— start of ITEMS —

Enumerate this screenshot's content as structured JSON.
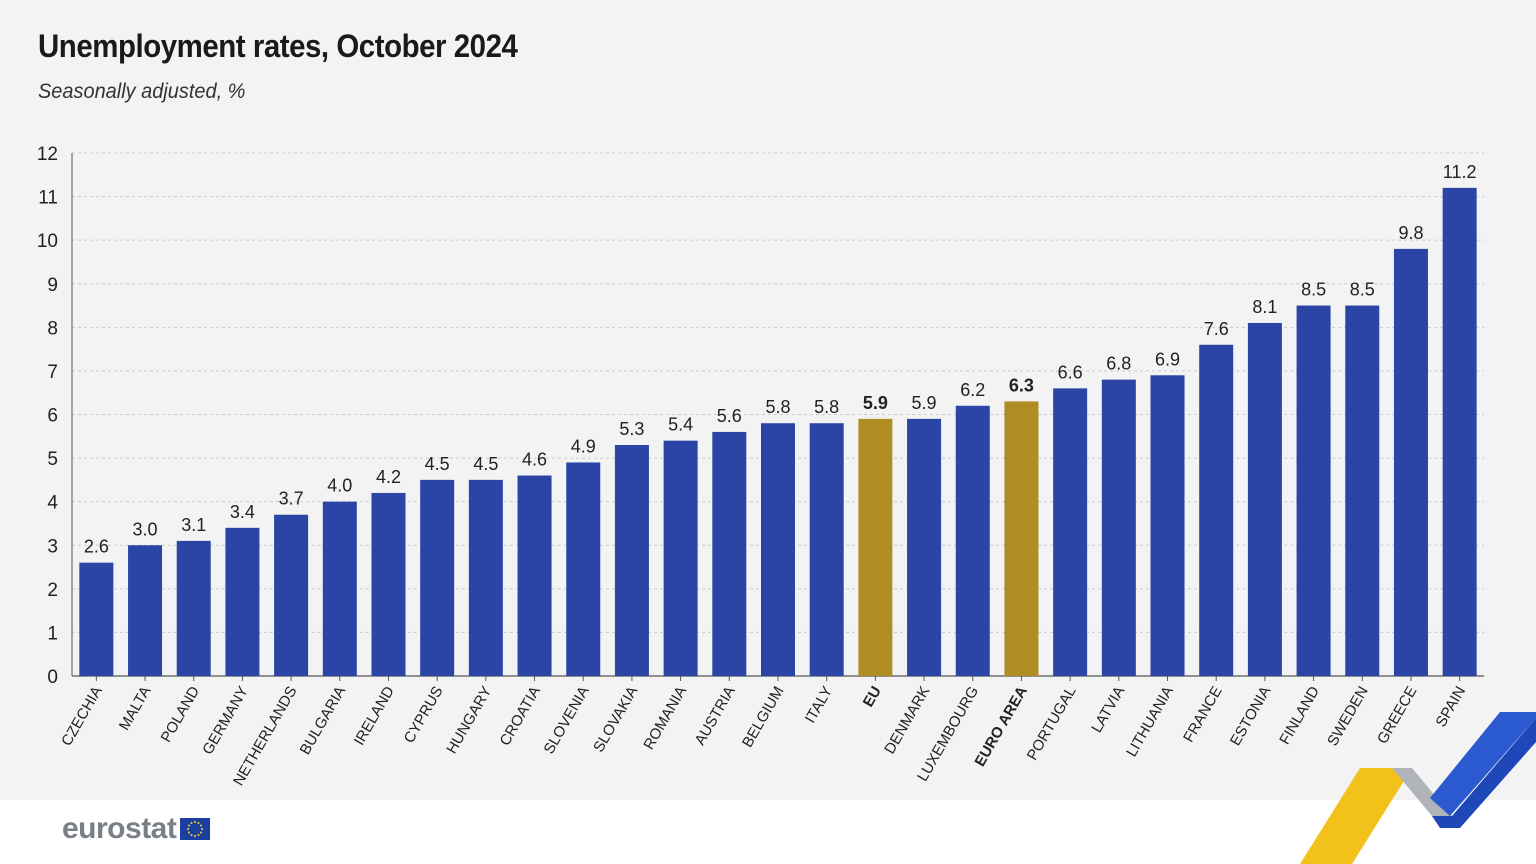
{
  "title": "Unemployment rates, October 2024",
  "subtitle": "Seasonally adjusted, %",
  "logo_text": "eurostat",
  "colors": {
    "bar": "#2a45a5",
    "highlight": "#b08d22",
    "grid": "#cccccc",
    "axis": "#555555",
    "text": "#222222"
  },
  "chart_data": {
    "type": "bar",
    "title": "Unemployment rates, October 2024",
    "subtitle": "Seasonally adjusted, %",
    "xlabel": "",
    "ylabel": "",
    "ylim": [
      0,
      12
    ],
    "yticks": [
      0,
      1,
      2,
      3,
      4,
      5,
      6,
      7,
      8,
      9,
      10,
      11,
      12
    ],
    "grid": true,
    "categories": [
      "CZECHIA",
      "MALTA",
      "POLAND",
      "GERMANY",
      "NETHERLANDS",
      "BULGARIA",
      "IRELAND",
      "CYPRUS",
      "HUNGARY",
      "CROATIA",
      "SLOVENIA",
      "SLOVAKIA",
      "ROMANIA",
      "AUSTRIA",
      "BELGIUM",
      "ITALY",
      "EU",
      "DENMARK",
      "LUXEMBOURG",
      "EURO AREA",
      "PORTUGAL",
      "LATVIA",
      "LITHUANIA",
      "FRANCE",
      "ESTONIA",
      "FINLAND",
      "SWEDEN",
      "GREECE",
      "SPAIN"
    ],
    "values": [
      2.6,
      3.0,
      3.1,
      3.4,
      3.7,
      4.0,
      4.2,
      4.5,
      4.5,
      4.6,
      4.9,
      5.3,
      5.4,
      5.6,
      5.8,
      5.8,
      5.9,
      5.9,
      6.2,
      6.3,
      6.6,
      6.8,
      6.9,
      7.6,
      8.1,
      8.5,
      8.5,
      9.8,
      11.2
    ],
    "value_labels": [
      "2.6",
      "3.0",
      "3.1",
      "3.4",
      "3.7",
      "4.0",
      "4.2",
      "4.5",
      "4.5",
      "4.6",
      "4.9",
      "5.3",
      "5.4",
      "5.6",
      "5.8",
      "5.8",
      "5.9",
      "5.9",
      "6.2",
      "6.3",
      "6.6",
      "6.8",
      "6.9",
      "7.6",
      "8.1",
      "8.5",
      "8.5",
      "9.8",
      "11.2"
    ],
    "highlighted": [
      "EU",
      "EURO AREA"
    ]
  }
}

— end of ITEMS —

GIVEN TASK: Filter the entries down to the lines with the word "subtitle" in them.

RESPONSE TO THE TASK:
  "subtitle": "Seasonally adjusted, %",
    "subtitle": "Seasonally adjusted, %",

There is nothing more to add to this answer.